** Start of Data listing **

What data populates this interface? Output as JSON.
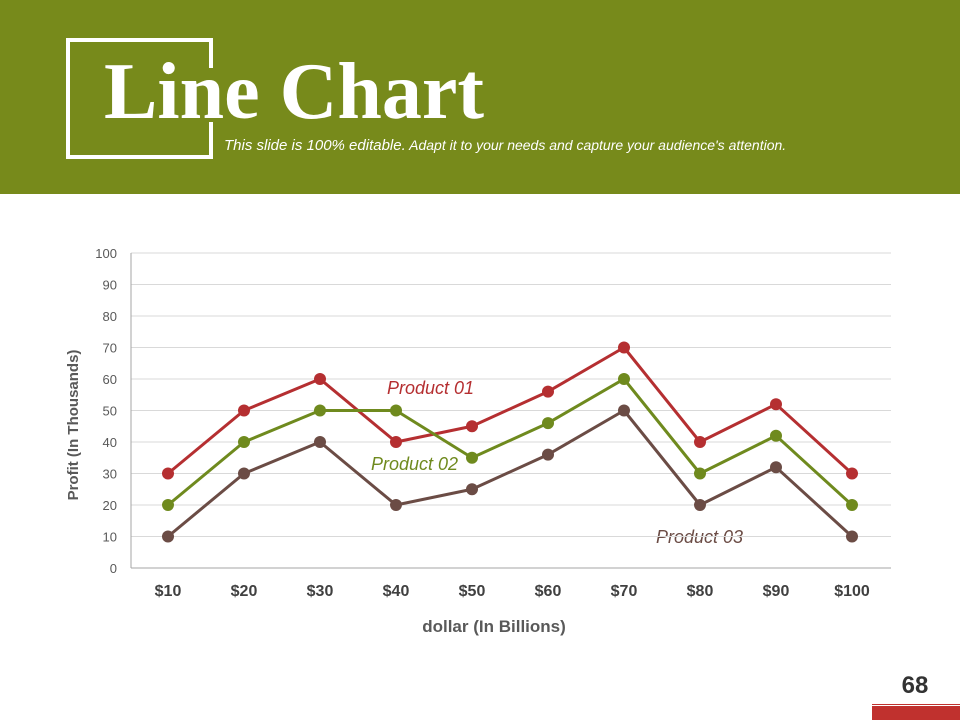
{
  "header": {
    "title": "Line Chart",
    "subtitle_strong": "This slide is 100% editable.",
    "subtitle_rest": " Adapt it to your needs and capture your audience's attention.",
    "bg_color": "#778a1b"
  },
  "page_number": "68",
  "chart_data": {
    "type": "line",
    "title": "",
    "xlabel": "dollar (In Billions)",
    "ylabel": "Profit  (In Thousands)",
    "categories": [
      "$10",
      "$20",
      "$30",
      "$40",
      "$50",
      "$60",
      "$70",
      "$80",
      "$90",
      "$100"
    ],
    "ylim": [
      0,
      100
    ],
    "yticks": [
      0,
      10,
      20,
      30,
      40,
      50,
      60,
      70,
      80,
      90,
      100
    ],
    "grid": true,
    "legend": "none",
    "series": [
      {
        "name": "Product 01",
        "color": "#b52f31",
        "values": [
          30,
          50,
          60,
          40,
          45,
          56,
          70,
          40,
          52,
          30
        ]
      },
      {
        "name": "Product 02",
        "color": "#6f8a1e",
        "values": [
          20,
          40,
          50,
          50,
          35,
          46,
          60,
          30,
          42,
          20
        ]
      },
      {
        "name": "Product 03",
        "color": "#6b4c45",
        "values": [
          10,
          30,
          40,
          20,
          25,
          36,
          50,
          20,
          32,
          10
        ]
      }
    ]
  }
}
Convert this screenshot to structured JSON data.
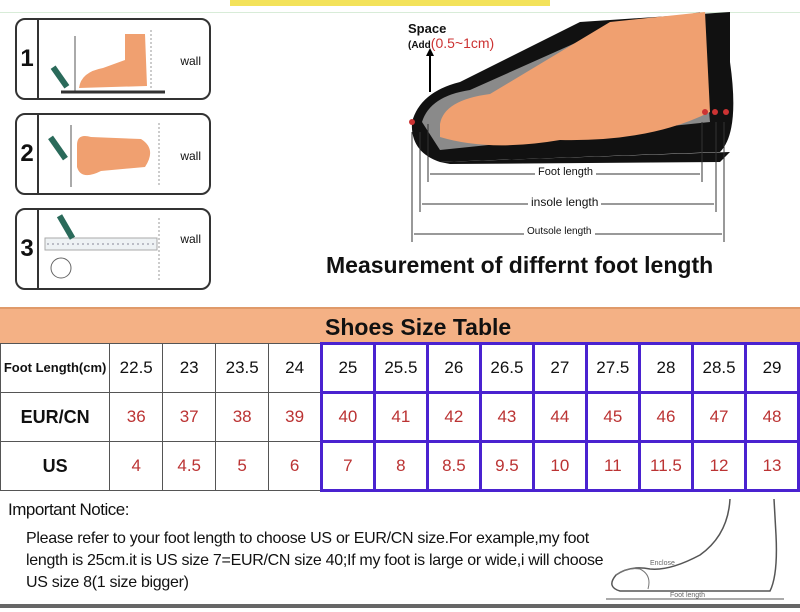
{
  "steps": [
    {
      "number": "1",
      "label": "wall"
    },
    {
      "number": "2",
      "label": "wall"
    },
    {
      "number": "3",
      "label": "wall"
    }
  ],
  "diagram": {
    "space_label": "Space",
    "space_add": "(Add",
    "space_range": "(0.5~1cm)",
    "foot_length": "Foot length",
    "insole_length": "insole length",
    "outsole_length": "Outsole length",
    "title": "Measurement of differnt foot length"
  },
  "table": {
    "title": "Shoes  Size  Table",
    "rows": [
      {
        "label": "Foot Length(cm)",
        "values": [
          "22.5",
          "23",
          "23.5",
          "24",
          "25",
          "25.5",
          "26",
          "26.5",
          "27",
          "27.5",
          "28",
          "28.5",
          "29"
        ]
      },
      {
        "label": "EUR/CN",
        "values": [
          "36",
          "37",
          "38",
          "39",
          "40",
          "41",
          "42",
          "43",
          "44",
          "45",
          "46",
          "47",
          "48"
        ]
      },
      {
        "label": "US",
        "values": [
          "4",
          "4.5",
          "5",
          "6",
          "7",
          "8",
          "8.5",
          "9.5",
          "10",
          "11",
          "11.5",
          "12",
          "13"
        ]
      }
    ],
    "highlight_color": "#4a22d0",
    "header_color": "#f4b185",
    "value_color": "#b33333"
  },
  "notice": {
    "title": "Important Notice:",
    "text": "Please refer to your foot length to choose US or EUR/CN size.For example,my foot length is 25cm.it is US size 7=EUR/CN size 40;If my foot is large or wide,i will choose US size 8(1 size bigger)",
    "enclose": "Enclose",
    "foot_length": "Foot length"
  }
}
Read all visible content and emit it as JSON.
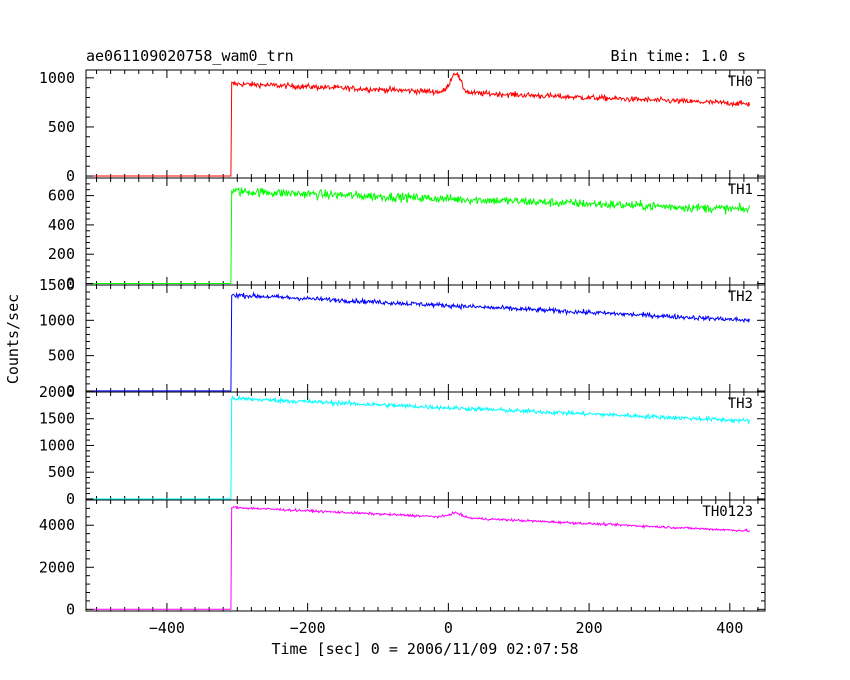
{
  "chart_data": {
    "type": "line",
    "title": "ae061109020758_wam0_trn",
    "bin_time": "Bin time: 1.0 s",
    "xlabel": "Time [sec] 0 = 2006/11/09 02:07:58",
    "ylabel": "Counts/sec",
    "xlim": [
      -515,
      450
    ],
    "xticks": [
      -400,
      -200,
      0,
      200,
      400
    ],
    "xtick_labels": [
      "−400",
      "−200",
      "0",
      "200",
      "400"
    ],
    "grid": false,
    "panels": [
      {
        "name": "TH0",
        "color": "#ff0000",
        "ylim": [
          -20,
          1080
        ],
        "yticks": [
          0,
          500,
          1000
        ],
        "ytick_labels": [
          "0",
          "500",
          "1000"
        ],
        "baseline": 0,
        "jump_x": -308,
        "start": 940,
        "end": 735,
        "noise": 28,
        "bump": {
          "x": 10,
          "height": 200,
          "width": 10
        }
      },
      {
        "name": "TH1",
        "color": "#00ff00",
        "ylim": [
          -10,
          720
        ],
        "yticks": [
          0,
          200,
          400,
          600
        ],
        "ytick_labels": [
          "0",
          "200",
          "400",
          "600"
        ],
        "baseline": 0,
        "jump_x": -308,
        "start": 630,
        "end": 505,
        "noise": 30
      },
      {
        "name": "TH2",
        "color": "#0000ff",
        "ylim": [
          -15,
          1500
        ],
        "yticks": [
          0,
          500,
          1000,
          1500
        ],
        "ytick_labels": [
          "0",
          "500",
          "1000",
          "1500"
        ],
        "baseline": 0,
        "jump_x": -308,
        "start": 1360,
        "end": 1000,
        "noise": 32
      },
      {
        "name": "TH3",
        "color": "#00ffff",
        "ylim": [
          -20,
          2000
        ],
        "yticks": [
          0,
          500,
          1000,
          1500,
          2000
        ],
        "ytick_labels": [
          "0",
          "500",
          "1000",
          "1500",
          "2000"
        ],
        "baseline": 0,
        "jump_x": -308,
        "start": 1880,
        "end": 1460,
        "noise": 40
      },
      {
        "name": "TH0123",
        "color": "#ff00ff",
        "ylim": [
          -80,
          5200
        ],
        "yticks": [
          0,
          2000,
          4000
        ],
        "ytick_labels": [
          "0",
          "2000",
          "4000"
        ],
        "baseline": 0,
        "jump_x": -308,
        "start": 4850,
        "end": 3730,
        "noise": 55,
        "bump": {
          "x": 10,
          "height": 220,
          "width": 12
        }
      }
    ]
  }
}
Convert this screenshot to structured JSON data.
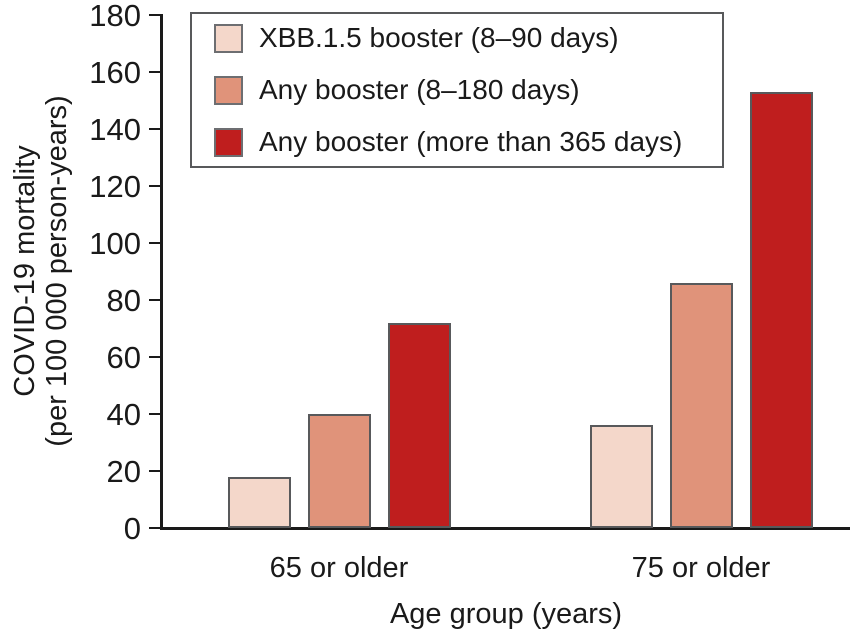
{
  "figure": {
    "y_axis_label_line1": "COVID-19 mortality",
    "y_axis_label_line2": "(per 100 000 person-years)",
    "x_axis_label": "Age group (years)"
  },
  "chart_data": {
    "type": "bar",
    "title": "",
    "categories": [
      "65 or older",
      "75 or older"
    ],
    "series": [
      {
        "name": "XBB.1.5 booster (8–90 days)",
        "color": "#f4d7ca",
        "values": [
          18,
          36
        ]
      },
      {
        "name": "Any booster (8–180 days)",
        "color": "#e0937a",
        "values": [
          40,
          86
        ]
      },
      {
        "name": "Any booster (more than 365 days)",
        "color": "#bf1e1e",
        "values": [
          72,
          153
        ]
      }
    ],
    "xlabel": "Age group (years)",
    "ylabel": "COVID-19 mortality (per 100 000 person-years)",
    "ylim": [
      0,
      180
    ],
    "yticks": [
      0,
      20,
      40,
      60,
      80,
      100,
      120,
      140,
      160,
      180
    ],
    "grid": false,
    "legend_position": "upper left",
    "colors": {
      "bar_outline": "#58595b",
      "axis": "#1a1a1a",
      "background": "#ffffff"
    }
  }
}
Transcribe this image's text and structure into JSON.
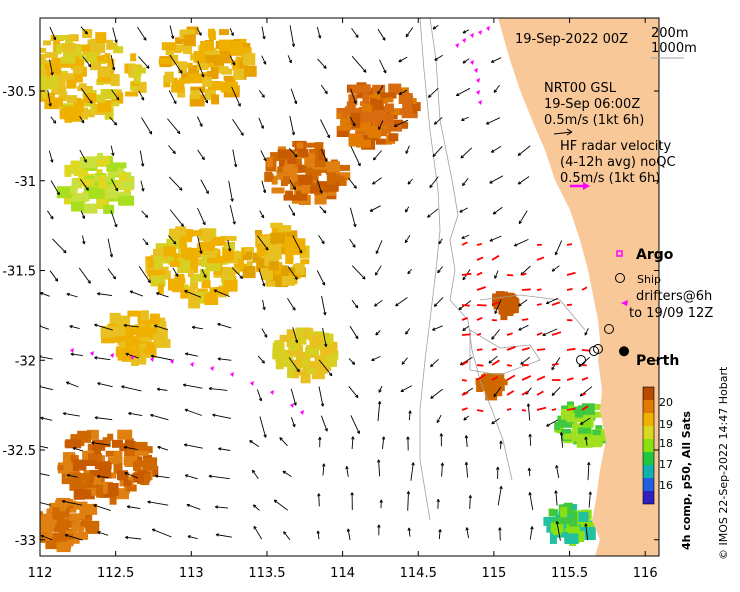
{
  "map": {
    "date_title": "19-Sep-2022 00Z",
    "depth_labels": [
      "200m",
      "1000m"
    ],
    "lon_ticks": [
      112,
      112.5,
      113,
      113.5,
      114,
      114.5,
      115,
      115.5,
      116
    ],
    "lat_ticks": [
      -30.5,
      -31,
      -31.5,
      -32,
      -32.5,
      -33
    ],
    "lon_tick_labels": [
      "112",
      "112.5",
      "113",
      "113.5",
      "114",
      "114.5",
      "115",
      "115.5",
      "116"
    ],
    "lat_tick_labels": [
      "-30.5",
      "-31",
      "-31.5",
      "-32",
      "-32.5",
      "-33"
    ],
    "lon_range": [
      112,
      116.3
    ],
    "lat_range": [
      -33.1,
      -30.0
    ],
    "nrt_line1": "NRT00 GSL",
    "nrt_line2": "19-Sep 06:00Z",
    "nrt_line3": "0.5m/s (1kt 6h)",
    "hf_line1": "HF radar velocity",
    "hf_line2": "(4-12h avg) noQC",
    "hf_line3": "0.5m/s (1kt 6h)",
    "argo_label": "Argo",
    "ship_label": "Ship",
    "drifters_line1": "drifters@6h",
    "drifters_line2": "to 19/09 12Z",
    "city_label": "Perth",
    "city": {
      "lon": 115.86,
      "lat": -31.95
    },
    "colorbar_ticks": [
      "20",
      "19",
      "18",
      "17",
      "16"
    ],
    "colorbar_title": "4h comp, p50, All Sats",
    "credit": "© IMOS 22-Sep-2022 14:47 Hobart",
    "colors": {
      "land": "#f9c898",
      "argo": "#ff00ff",
      "hf": "#ff0000",
      "drifter": "#ff00ff",
      "ship": "#000000"
    }
  }
}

** End of Data listing **

Among the entries above, how many lines include the word "person"? Reply with the number only.

■ Solution ■
2